Task data.
• • • •

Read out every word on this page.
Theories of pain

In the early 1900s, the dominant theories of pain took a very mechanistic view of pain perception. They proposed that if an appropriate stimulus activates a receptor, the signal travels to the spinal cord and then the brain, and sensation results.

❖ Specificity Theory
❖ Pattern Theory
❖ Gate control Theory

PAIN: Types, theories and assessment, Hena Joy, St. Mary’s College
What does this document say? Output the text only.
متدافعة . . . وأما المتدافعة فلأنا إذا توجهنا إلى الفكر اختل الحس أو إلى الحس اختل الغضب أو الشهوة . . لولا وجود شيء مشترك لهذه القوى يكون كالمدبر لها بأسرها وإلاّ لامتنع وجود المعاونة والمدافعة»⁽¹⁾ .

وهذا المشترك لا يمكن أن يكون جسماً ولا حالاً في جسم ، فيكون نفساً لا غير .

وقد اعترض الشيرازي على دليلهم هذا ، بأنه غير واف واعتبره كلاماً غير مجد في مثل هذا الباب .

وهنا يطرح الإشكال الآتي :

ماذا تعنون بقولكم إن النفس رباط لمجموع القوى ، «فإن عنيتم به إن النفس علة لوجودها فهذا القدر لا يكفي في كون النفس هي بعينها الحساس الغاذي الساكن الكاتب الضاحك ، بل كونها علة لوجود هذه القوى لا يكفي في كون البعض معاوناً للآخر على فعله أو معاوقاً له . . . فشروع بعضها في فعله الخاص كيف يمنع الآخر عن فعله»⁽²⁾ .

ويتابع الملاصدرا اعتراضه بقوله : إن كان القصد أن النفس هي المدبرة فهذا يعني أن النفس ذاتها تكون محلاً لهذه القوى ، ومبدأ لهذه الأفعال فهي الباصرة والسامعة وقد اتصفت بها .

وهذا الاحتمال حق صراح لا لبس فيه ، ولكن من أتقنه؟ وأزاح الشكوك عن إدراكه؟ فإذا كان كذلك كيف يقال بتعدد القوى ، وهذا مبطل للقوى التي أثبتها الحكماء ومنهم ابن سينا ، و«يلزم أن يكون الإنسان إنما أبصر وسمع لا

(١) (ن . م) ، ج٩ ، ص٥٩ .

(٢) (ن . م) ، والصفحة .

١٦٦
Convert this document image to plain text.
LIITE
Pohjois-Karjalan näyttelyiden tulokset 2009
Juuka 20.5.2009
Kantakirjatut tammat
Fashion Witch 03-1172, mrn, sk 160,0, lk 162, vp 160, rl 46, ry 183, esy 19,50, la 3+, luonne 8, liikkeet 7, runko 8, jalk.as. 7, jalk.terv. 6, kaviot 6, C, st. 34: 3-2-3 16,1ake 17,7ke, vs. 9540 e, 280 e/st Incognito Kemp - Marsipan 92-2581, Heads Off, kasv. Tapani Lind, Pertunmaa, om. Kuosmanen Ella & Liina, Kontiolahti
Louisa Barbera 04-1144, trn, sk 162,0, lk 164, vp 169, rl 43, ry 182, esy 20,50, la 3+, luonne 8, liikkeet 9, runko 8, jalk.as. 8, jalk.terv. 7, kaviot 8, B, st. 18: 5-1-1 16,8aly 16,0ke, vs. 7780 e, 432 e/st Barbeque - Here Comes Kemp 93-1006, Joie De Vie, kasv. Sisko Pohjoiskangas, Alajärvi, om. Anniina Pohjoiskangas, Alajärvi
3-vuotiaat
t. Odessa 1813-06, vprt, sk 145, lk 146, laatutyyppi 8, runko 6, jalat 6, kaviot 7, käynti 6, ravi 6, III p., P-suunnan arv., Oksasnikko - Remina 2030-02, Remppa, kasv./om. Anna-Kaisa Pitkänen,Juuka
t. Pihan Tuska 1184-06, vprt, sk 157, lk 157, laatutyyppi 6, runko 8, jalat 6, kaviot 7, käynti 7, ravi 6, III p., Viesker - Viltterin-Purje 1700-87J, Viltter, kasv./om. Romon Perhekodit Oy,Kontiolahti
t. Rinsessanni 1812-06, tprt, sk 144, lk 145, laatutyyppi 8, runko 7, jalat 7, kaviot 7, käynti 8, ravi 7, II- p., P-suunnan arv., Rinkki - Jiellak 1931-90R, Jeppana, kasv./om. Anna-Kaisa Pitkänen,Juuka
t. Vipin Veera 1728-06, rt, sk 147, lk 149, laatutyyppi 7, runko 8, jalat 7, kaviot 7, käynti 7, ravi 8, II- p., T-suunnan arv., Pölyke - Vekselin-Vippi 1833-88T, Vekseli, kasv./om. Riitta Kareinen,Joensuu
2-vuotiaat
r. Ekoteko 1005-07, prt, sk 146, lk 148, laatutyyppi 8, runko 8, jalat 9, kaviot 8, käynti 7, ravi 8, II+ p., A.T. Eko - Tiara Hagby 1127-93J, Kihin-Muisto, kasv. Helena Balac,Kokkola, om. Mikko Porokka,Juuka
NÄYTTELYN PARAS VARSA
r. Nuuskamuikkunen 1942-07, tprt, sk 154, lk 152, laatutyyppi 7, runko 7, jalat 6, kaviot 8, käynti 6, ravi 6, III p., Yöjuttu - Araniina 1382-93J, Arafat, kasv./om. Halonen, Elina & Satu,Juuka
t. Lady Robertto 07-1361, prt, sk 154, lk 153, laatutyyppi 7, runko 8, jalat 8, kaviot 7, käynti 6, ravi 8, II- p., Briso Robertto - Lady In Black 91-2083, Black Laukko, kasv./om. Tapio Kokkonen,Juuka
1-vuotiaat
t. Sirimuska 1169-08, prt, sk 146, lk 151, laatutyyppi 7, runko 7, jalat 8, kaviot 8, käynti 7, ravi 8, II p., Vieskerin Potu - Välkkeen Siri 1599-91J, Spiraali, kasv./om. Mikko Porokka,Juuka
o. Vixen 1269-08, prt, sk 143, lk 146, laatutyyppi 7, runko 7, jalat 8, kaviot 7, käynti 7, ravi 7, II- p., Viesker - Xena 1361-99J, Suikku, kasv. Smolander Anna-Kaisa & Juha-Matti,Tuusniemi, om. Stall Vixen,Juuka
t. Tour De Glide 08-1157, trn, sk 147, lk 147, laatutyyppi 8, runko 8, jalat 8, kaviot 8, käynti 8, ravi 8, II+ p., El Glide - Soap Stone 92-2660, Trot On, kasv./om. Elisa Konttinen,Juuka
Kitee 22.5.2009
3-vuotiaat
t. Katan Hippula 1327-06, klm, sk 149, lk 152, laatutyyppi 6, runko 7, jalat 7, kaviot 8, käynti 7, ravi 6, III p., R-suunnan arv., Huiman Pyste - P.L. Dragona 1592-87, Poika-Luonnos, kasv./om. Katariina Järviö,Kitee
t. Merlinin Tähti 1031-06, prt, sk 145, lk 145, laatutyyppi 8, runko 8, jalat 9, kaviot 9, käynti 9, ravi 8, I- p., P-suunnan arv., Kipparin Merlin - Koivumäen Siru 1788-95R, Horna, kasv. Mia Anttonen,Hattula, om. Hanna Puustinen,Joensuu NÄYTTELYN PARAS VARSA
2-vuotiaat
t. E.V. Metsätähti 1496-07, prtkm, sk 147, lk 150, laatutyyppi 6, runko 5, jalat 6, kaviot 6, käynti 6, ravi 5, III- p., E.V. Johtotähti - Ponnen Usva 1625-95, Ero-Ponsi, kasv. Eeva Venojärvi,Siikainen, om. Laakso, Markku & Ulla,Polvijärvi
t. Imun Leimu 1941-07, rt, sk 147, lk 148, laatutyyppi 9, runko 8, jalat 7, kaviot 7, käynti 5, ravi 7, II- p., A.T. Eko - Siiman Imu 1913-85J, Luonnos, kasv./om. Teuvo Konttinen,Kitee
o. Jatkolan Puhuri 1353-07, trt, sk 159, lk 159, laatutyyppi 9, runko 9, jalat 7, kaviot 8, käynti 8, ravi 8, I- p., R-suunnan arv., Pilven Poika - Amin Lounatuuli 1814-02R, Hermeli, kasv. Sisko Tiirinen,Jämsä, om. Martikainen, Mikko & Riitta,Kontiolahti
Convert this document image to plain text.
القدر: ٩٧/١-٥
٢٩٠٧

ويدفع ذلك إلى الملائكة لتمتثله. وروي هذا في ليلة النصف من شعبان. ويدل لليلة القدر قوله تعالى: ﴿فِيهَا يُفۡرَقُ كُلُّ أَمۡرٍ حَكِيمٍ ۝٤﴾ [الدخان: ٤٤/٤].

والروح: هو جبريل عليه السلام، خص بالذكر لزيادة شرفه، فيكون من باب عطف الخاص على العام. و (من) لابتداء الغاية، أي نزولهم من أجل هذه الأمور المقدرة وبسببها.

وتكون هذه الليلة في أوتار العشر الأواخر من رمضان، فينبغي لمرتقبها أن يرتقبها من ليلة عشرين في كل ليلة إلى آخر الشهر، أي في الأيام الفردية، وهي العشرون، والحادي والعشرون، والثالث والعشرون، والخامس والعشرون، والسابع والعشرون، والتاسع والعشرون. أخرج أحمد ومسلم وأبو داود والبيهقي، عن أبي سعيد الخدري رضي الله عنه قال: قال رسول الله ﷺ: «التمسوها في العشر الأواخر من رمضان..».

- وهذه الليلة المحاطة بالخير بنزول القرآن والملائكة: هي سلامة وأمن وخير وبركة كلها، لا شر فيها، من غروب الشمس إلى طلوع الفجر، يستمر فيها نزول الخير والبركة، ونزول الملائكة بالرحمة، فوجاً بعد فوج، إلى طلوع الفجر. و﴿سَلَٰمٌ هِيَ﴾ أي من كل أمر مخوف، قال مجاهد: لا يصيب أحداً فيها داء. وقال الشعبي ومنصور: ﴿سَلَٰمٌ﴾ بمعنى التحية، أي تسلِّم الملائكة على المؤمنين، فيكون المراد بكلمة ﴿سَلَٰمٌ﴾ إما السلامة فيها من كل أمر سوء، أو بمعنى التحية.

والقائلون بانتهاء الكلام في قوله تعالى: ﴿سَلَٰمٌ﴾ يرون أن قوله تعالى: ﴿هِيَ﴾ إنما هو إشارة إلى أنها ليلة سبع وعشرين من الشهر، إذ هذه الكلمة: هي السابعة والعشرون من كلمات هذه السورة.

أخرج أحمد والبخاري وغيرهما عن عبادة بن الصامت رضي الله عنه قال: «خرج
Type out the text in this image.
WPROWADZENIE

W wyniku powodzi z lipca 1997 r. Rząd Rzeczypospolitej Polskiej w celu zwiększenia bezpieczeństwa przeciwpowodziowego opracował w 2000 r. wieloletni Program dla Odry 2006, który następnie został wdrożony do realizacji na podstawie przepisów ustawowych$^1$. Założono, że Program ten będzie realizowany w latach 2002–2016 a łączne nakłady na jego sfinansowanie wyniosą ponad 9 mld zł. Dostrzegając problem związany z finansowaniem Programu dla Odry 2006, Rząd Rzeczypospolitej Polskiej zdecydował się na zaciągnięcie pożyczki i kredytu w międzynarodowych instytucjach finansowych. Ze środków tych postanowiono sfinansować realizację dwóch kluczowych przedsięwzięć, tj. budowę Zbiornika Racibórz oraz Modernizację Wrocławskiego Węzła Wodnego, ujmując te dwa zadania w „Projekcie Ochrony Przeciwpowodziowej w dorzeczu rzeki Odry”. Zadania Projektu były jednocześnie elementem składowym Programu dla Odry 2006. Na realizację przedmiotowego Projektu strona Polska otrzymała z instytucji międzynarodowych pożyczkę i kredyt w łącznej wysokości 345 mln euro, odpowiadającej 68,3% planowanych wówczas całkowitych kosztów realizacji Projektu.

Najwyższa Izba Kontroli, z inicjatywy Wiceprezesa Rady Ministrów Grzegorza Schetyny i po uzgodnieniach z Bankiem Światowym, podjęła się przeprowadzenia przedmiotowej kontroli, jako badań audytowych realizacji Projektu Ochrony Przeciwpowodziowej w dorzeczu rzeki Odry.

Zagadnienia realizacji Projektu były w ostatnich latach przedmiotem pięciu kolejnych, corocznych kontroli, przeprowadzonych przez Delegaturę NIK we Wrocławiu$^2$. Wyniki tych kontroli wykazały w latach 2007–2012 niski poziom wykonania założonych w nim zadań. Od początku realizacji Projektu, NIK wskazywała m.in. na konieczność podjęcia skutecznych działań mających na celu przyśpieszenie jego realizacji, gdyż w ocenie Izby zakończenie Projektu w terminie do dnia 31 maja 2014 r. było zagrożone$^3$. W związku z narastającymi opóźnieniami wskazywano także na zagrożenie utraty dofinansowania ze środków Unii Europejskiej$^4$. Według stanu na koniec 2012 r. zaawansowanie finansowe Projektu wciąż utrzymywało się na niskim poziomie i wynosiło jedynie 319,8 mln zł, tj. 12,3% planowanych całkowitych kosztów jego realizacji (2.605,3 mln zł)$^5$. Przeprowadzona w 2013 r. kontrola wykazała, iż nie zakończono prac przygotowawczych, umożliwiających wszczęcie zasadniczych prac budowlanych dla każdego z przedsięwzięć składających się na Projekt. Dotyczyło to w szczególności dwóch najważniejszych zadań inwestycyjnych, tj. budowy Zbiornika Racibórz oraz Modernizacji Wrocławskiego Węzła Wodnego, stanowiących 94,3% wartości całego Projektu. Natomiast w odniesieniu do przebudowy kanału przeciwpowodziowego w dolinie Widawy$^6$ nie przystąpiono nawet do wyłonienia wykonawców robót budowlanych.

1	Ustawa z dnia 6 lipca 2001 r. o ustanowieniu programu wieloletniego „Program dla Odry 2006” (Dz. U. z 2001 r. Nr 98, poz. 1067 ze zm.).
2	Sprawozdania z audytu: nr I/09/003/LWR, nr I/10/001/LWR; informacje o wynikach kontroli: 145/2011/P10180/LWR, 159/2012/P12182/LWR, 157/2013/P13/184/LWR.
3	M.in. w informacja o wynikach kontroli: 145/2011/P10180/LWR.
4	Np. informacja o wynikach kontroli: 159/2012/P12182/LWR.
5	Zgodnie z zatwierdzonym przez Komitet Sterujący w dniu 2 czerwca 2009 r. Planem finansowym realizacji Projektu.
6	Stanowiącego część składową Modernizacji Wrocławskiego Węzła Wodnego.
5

• • • •

Set problem. Which lines contain "Theory"? Show each of them.

Finished answer.
❖ Specificity Theory
❖ Pattern Theory
❖ Gate control Theory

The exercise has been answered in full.